| Prompt |
Give an exact transcription of every line, dropping the images.

| Data for the task |
▼▼▼
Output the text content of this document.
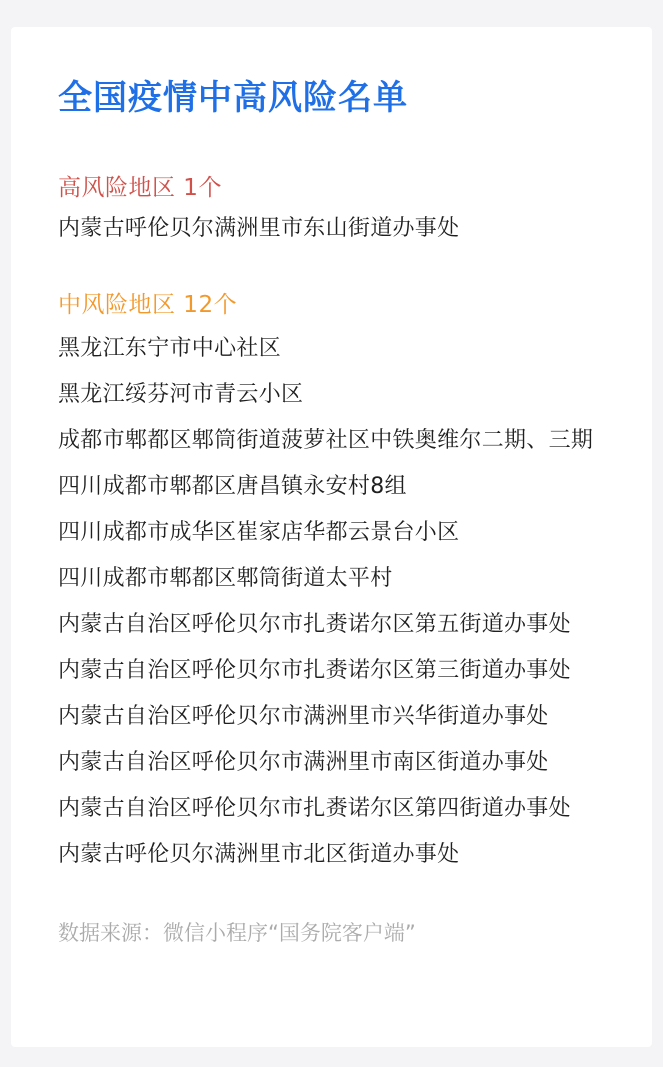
全国疫情中高风险名单
高风险地区 1个
内蒙古呼伦贝尔满洲里市东山街道办事处
中风险地区 12个
黑龙江东宁市中心社区
黑龙江绥芬河市青云小区
成都市郫都区郫筒街道菠萝社区中铁奥维尔二期、三期
四川成都市郫都区唐昌镇永安村8组
四川成都市成华区崔家店华都云景台小区
四川成都市郫都区郫筒街道太平村
内蒙古自治区呼伦贝尔市扎赉诺尔区第五街道办事处
内蒙古自治区呼伦贝尔市扎赉诺尔区第三街道办事处
内蒙古自治区呼伦贝尔市满洲里市兴华街道办事处
内蒙古自治区呼伦贝尔市满洲里市南区街道办事处
内蒙古自治区呼伦贝尔市扎赉诺尔区第四街道办事处
内蒙古呼伦贝尔满洲里市北区街道办事处
数据来源：微信小程序“国务院客户端”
▲▲▲
| Exercise solution |
Output the text content of this document.
全国疫情中高风险名单
高风险地区 1个
内蒙古呼伦贝尔满洲里市东山街道办事处
中风险地区 12个
黑龙江东宁市中心社区
黑龙江绥芬河市青云小区
成都市郫都区郫筒街道菠萝社区中铁奥维尔二期、三期
四川成都市郫都区唐昌镇永安村8组
四川成都市成华区崔家店华都云景台小区
四川成都市郫都区郫筒街道太平村
内蒙古自治区呼伦贝尔市扎赉诺尔区第五街道办事处
内蒙古自治区呼伦贝尔市扎赉诺尔区第三街道办事处
内蒙古自治区呼伦贝尔市满洲里市兴华街道办事处
内蒙古自治区呼伦贝尔市满洲里市南区街道办事处
内蒙古自治区呼伦贝尔市扎赉诺尔区第四街道办事处
内蒙古呼伦贝尔满洲里市北区街道办事处
数据来源：微信小程序“国务院客户端”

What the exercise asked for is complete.